**Work to complete:**
Where a line holds "triangle", copy it.

☆ ☆ ☆

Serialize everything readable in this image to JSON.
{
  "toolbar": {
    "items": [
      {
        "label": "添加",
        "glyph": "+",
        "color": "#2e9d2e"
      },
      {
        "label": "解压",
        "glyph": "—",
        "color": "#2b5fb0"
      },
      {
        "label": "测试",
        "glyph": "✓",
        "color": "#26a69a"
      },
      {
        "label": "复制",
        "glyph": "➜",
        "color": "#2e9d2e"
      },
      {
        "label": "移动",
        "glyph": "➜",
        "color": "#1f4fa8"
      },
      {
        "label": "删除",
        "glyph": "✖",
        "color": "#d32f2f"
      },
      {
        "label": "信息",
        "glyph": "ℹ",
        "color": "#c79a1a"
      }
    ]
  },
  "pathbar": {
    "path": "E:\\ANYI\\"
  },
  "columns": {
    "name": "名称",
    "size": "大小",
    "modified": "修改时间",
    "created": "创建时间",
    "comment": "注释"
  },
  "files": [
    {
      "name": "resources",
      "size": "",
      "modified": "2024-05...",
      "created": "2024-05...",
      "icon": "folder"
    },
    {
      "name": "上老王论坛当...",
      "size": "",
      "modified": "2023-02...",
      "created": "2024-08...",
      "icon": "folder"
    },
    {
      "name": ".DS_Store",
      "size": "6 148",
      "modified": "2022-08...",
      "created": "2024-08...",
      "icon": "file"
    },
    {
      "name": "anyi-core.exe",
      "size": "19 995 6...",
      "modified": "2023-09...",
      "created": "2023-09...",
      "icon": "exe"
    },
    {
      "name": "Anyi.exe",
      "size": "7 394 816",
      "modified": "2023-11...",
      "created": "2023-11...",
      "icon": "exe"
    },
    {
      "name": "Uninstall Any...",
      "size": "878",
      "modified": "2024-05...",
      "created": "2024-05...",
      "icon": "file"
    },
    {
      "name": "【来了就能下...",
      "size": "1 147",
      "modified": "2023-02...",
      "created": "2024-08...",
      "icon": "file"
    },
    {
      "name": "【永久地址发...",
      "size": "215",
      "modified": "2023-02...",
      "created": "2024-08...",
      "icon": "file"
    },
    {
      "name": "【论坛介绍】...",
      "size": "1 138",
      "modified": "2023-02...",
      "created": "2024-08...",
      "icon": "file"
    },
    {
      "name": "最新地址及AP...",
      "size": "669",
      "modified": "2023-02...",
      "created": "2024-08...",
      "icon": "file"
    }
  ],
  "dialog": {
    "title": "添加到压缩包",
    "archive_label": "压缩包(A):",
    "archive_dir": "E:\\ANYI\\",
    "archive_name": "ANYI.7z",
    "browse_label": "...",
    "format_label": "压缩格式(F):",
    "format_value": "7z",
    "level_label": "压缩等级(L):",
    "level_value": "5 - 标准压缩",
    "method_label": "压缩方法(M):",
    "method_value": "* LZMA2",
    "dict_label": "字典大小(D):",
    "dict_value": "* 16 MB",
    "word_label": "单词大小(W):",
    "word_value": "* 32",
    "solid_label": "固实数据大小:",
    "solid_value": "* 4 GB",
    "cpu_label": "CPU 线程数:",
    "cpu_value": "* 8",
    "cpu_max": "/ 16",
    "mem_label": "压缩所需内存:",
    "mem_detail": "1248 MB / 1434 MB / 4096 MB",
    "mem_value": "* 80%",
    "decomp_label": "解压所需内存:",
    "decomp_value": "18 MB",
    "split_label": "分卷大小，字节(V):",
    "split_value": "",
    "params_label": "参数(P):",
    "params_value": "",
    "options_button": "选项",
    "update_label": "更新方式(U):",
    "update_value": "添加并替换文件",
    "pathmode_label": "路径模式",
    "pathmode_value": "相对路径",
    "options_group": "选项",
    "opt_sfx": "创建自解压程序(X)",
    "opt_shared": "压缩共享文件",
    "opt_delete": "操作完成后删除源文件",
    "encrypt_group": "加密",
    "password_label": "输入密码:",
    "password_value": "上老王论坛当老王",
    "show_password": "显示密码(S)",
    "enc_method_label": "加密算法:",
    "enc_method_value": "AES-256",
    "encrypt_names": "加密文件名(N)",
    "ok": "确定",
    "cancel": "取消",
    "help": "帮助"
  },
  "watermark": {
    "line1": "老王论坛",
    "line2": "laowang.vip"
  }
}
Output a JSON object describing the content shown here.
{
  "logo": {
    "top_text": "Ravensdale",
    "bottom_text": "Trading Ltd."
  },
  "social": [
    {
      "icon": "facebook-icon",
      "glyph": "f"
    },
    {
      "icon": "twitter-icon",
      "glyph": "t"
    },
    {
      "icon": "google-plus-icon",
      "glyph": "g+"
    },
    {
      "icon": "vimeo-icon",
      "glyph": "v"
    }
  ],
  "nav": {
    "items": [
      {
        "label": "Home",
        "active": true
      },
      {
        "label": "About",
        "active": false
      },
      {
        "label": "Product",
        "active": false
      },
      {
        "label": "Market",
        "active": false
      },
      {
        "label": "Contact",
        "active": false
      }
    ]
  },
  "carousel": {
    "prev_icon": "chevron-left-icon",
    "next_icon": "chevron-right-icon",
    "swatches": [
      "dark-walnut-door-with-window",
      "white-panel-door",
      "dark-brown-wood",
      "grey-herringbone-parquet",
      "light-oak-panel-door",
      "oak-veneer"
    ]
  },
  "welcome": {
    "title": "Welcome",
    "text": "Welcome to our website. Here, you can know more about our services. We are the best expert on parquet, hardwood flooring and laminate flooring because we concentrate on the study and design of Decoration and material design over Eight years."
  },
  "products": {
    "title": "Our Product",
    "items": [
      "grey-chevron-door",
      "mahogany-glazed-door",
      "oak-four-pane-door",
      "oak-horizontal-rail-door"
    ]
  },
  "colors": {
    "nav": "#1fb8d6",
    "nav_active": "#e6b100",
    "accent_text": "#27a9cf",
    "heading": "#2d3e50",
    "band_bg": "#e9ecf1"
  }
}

☆ ☆ ☆

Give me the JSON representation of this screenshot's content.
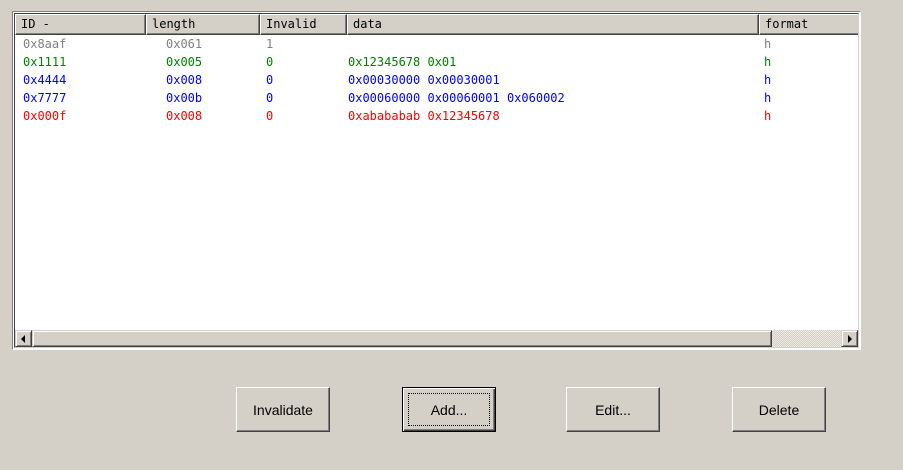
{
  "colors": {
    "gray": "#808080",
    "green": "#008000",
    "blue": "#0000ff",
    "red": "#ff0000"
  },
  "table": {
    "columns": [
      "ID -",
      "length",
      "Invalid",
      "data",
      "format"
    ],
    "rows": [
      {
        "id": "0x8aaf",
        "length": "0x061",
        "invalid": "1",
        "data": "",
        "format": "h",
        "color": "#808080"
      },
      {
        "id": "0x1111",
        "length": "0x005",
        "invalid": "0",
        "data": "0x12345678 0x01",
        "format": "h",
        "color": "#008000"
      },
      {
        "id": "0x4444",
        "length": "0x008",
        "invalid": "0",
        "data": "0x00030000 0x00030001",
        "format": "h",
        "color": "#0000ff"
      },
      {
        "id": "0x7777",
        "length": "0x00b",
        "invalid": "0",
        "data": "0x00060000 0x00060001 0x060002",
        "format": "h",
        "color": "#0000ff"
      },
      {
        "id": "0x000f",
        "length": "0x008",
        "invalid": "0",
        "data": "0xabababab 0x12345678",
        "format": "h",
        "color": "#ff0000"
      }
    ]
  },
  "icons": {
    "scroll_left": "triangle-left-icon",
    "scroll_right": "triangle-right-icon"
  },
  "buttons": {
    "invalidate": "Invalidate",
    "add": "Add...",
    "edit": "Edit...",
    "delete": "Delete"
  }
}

☆ ☆ ☆

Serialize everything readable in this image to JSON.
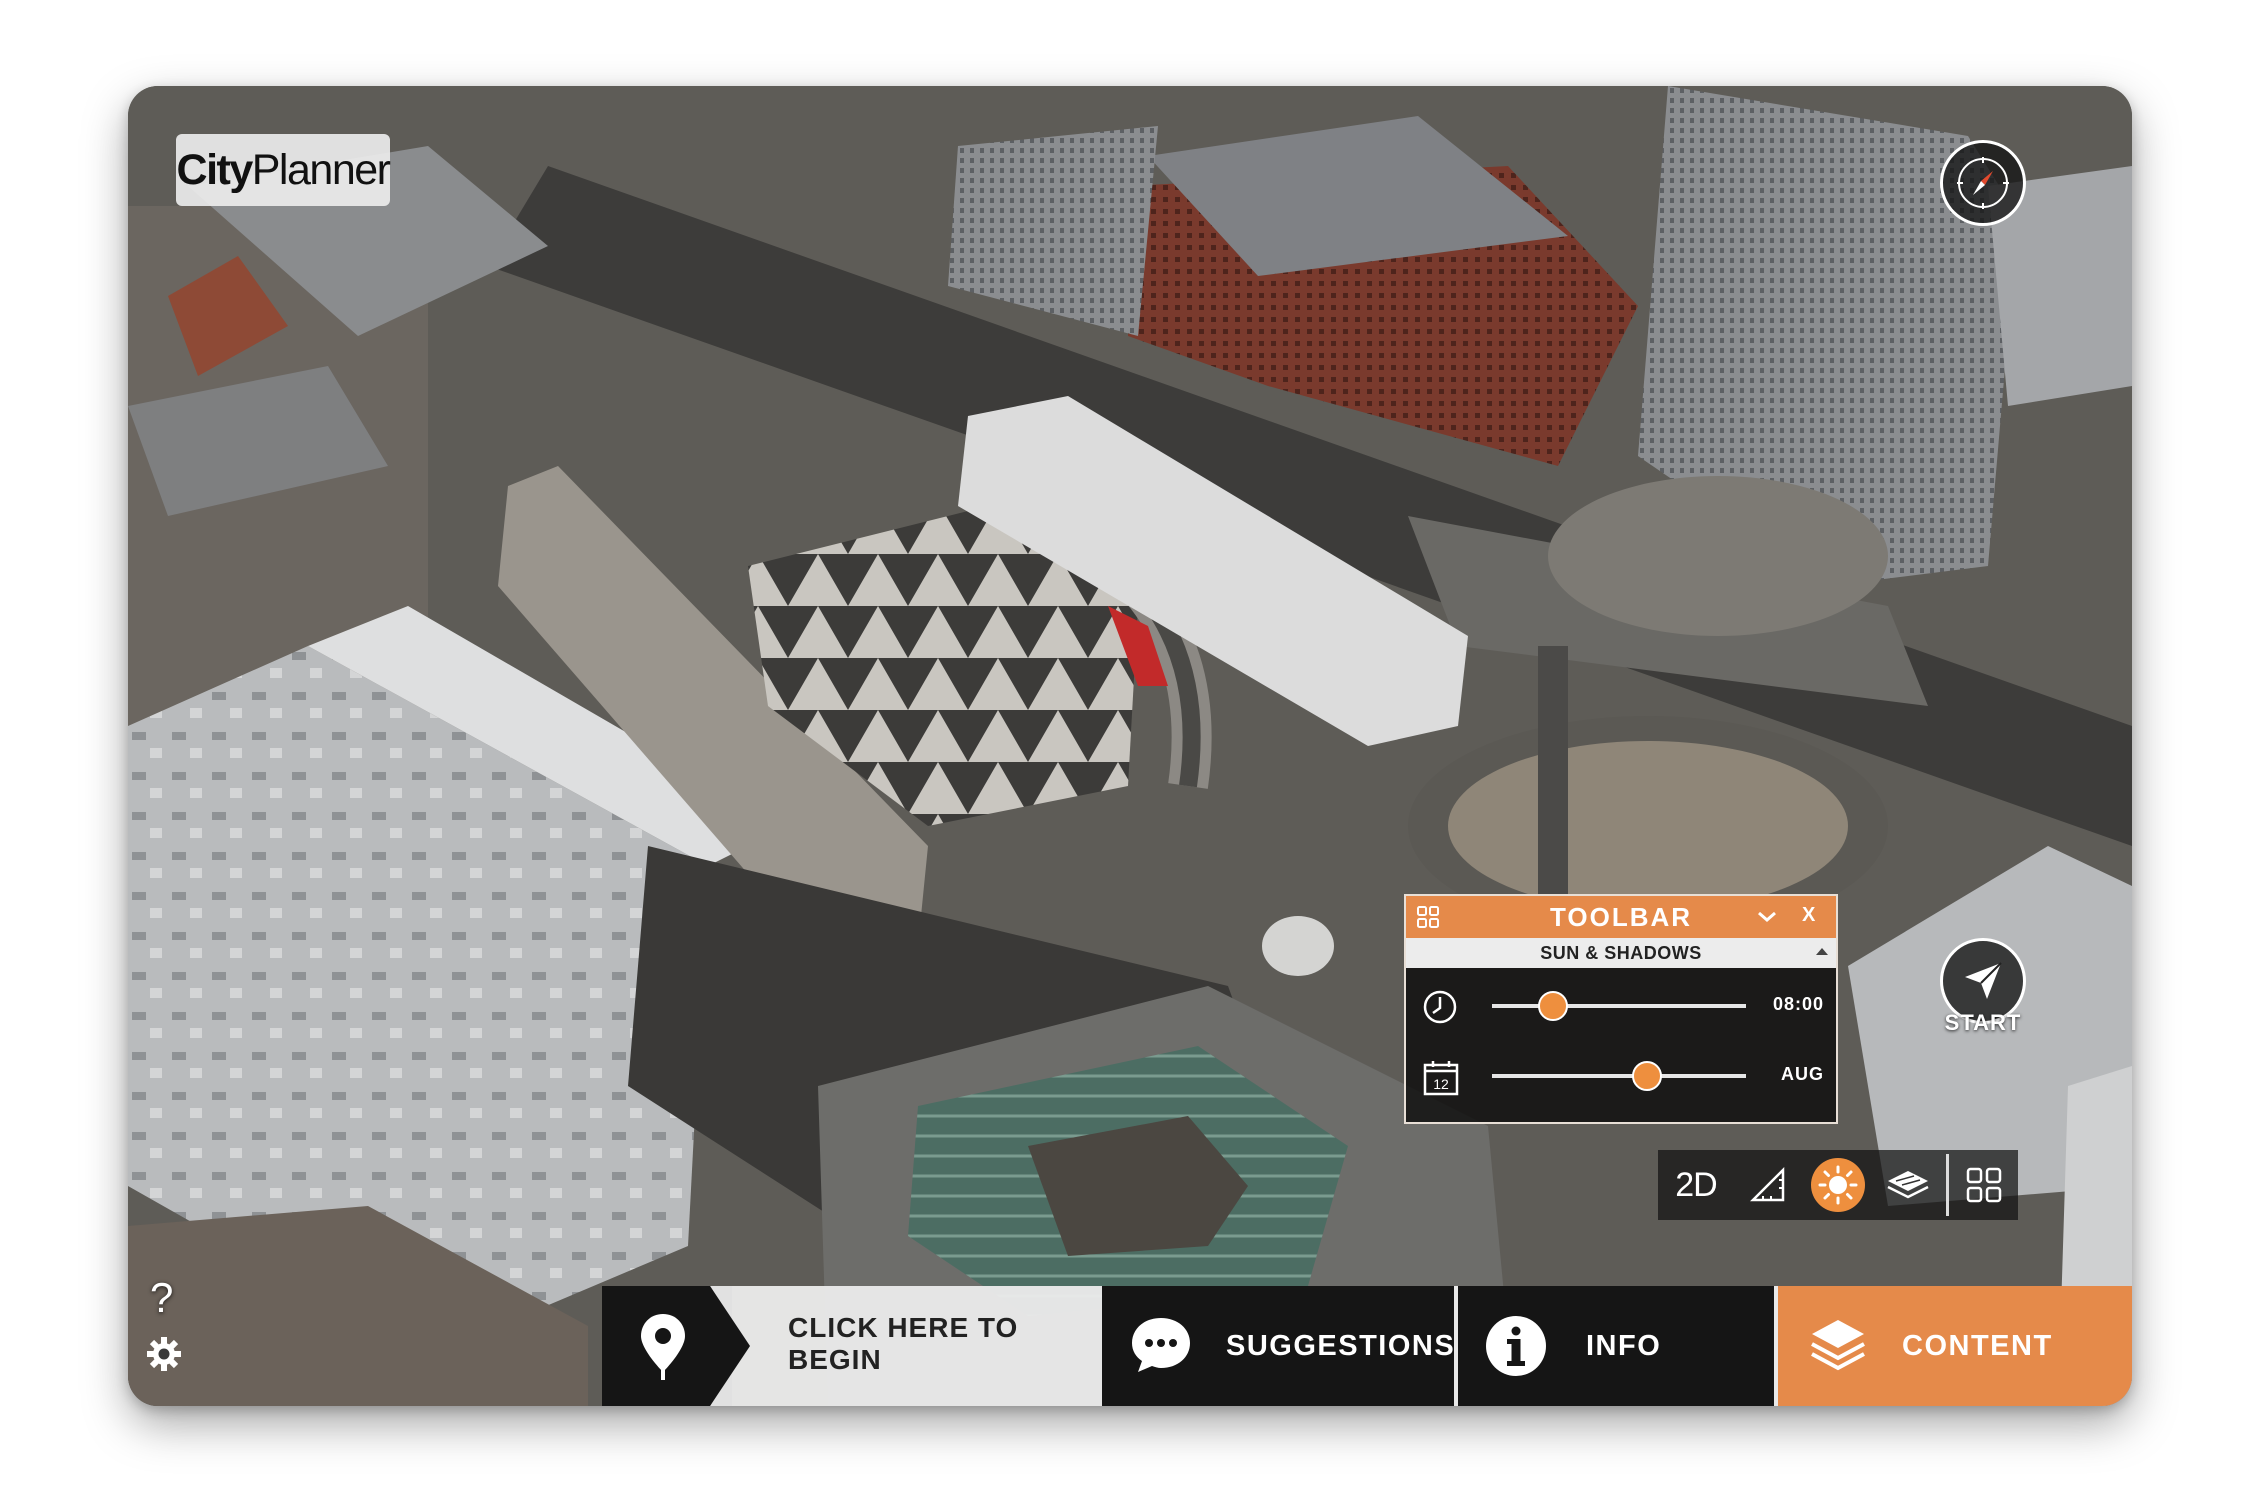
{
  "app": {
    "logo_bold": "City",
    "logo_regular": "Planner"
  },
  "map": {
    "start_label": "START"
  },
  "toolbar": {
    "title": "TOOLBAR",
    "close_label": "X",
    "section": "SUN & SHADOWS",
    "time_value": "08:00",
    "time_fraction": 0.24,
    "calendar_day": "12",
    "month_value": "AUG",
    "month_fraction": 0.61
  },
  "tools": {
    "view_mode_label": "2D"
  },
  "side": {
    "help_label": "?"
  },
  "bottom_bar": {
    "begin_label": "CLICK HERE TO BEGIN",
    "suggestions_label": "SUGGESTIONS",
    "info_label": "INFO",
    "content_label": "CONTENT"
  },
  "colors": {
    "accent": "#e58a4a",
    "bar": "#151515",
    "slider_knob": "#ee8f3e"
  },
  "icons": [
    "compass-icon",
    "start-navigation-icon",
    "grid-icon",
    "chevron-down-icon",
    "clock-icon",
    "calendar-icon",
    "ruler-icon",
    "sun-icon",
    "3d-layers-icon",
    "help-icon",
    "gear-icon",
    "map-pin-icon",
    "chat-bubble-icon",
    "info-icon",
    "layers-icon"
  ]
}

☆ ☆ ☆

**Task output:**
    "scroll_left": "triangle-left-icon",
    "scroll_right": "triangle-right-icon"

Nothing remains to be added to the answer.